▸ INSTRUCTION A
Rewrite the paragraph beginning "Fire is a fitting image for God" from the sermon below as a short bulleted list that keeps its main facts.
▸ INSTRUCTION B
Continue the sermon on Moses and the burning bush from where it stops, following its last paragraph.

▸ TEXT SHOWN
Thirteenth Sunday after Pentecost

Exodus 3:1-15; Matthew 16:21-28

Responding to God’s Call

 

The first lesson for this Lord’s Day relates a familiar scene. Indeed, if you were raised in the church, you will remember it from your earliest Sunday school years. Moses encounters God in the burning bush.

 

Have you ever wondered why God appears to Moses in a burning bush? What is it about a burning bush that makes it a suitable means for revealing God?

 

Fire is a fitting image for God. It is a symbol of God’s holiness. There is an explicit connection drawn between the burning bush and God’s holiness in the very first words God addresses to Moses: “Come no closer! Remove the sandals from your feet, for the place on which you are standing is holy ground” (Ex. 3:5). Moses now hides his face, modeling the human reflex to God’s holiness. We read in Isaiah 6 that even the angels veil their faces, because they cannot bear to look at the resplendent glory of God. No wonder that a mere man does not dare to look at him.

▸ INFORMATION GIVEN
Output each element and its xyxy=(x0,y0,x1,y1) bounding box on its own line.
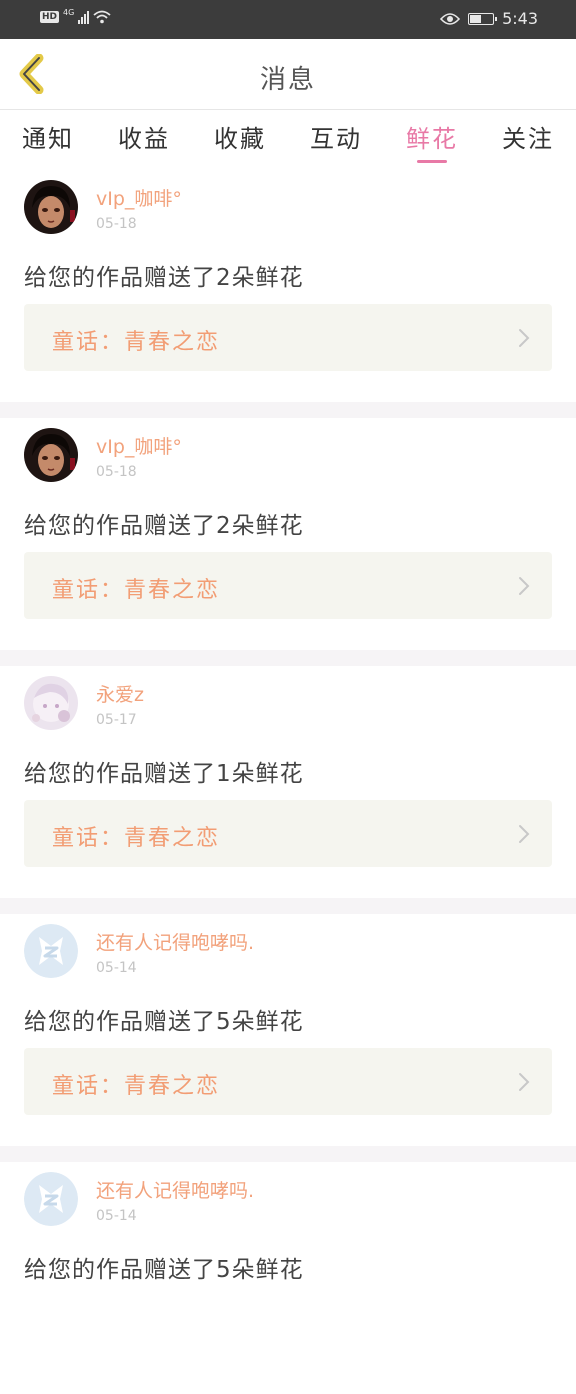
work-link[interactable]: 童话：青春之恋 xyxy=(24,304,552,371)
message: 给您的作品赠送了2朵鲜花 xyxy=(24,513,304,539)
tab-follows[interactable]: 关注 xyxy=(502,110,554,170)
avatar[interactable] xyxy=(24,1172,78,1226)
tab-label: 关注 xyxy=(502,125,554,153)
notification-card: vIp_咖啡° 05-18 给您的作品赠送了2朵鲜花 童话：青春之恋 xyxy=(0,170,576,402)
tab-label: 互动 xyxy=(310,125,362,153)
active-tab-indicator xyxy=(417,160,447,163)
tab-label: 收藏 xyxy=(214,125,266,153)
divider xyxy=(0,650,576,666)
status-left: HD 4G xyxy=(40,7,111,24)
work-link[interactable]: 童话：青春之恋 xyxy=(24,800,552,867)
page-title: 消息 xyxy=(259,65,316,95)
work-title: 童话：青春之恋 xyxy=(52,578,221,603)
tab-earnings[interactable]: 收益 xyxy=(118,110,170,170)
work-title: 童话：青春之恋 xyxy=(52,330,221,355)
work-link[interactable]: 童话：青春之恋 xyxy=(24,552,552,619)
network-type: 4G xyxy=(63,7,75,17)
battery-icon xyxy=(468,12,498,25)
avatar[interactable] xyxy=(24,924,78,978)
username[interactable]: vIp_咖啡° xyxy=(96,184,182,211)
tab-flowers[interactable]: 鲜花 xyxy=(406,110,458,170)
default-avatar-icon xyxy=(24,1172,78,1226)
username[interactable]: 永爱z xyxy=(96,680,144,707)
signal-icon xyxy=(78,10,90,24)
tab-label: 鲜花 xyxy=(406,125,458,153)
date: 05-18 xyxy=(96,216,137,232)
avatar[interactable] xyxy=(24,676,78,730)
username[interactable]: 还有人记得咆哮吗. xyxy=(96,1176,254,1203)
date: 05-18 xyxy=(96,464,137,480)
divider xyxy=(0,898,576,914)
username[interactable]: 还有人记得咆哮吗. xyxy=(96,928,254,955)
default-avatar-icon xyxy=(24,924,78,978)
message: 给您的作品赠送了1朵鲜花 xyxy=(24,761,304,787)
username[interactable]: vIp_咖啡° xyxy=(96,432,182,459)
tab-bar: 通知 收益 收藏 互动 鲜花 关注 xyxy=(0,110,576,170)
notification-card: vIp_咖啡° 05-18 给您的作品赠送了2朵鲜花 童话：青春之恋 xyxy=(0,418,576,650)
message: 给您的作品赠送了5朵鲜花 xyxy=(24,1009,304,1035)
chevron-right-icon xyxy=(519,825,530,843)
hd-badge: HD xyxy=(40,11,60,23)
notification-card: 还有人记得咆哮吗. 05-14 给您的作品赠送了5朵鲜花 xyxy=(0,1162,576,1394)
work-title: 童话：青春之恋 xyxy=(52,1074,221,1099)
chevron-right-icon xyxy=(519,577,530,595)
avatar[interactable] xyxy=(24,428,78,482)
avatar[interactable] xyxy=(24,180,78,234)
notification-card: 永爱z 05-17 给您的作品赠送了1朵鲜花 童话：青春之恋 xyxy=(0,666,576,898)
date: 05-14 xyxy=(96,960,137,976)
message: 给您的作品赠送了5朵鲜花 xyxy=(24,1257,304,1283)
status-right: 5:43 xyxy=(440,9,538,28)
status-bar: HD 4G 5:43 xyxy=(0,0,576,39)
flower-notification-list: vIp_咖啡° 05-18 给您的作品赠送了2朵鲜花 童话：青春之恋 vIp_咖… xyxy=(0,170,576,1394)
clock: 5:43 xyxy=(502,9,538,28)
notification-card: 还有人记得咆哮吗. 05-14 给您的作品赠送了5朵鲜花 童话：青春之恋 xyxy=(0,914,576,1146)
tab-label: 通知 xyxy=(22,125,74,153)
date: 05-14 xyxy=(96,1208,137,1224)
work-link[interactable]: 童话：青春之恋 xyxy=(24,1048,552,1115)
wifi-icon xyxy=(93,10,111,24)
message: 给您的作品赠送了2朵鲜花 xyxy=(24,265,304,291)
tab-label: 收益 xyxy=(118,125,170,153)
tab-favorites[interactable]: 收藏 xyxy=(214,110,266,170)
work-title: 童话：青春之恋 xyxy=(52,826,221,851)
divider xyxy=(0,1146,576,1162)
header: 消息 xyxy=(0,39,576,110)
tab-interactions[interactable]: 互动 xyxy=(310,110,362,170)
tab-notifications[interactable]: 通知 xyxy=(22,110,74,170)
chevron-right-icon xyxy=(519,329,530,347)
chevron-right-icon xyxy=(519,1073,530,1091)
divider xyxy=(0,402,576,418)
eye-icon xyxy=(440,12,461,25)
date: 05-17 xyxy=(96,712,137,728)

▸ EXERCISE RESPONSE A
- Fire symbolizes God's holiness, which makes it a fitting image for God.
- God's first words to Moses tie the burning bush to holiness: "Come no closer! Remove the sandals from your feet, for the place on which you are standing is holy ground" (Ex. 3:5).
- Moses hides his face, modeling the human reflex to God's holiness.
- In Isaiah 6 even the angels veil their faces because they cannot bear God's glory, so a mere man does not dare to look at him.

▸ EXERCISE RESPONSE B
The image of fire appears elsewhere in the Bible. The author of the Letter to the Hebrews tells us that we are to worship God with reverence and awe because our God is a consuming fire (12:29). The Psalmist tells us that fire goes before God to consume all his enemies (97:3-5). Again, the author of the Letter to the Hebrews tells us that, to those who continue to reject God, there remains only a terrible expectation of God’s judgment, a raging fire that will consume the enemies of God (10:27).

 

But what is a force of destruction for God’s enemies is a means of purification for God’s people. Consider that the bush, although ablaze, is not consumed. In this regard consider also the lines from the fourth stanza of the hymn, How Firm a Foundation:

 

When through fiery trials thy pathway shall lie, my grace, all sufficient, shall be thy supply. The flame shall not hurt thee; I only design thy dross to consume, and thy gold to refine.

 

God brings his people through the fire, but he does so not to harm them, but to purify them so that they may share in his holiness. It’s the God of the purifying, not the destroying fire, that encounters Moses. For God appears to Moses as a bush that is burning but is not consumed. God wants to tell Moses about his plan to rescue the people of Israel. Moreover, he wants to tell Moses about the special role that he is going to play in the execution of this plan.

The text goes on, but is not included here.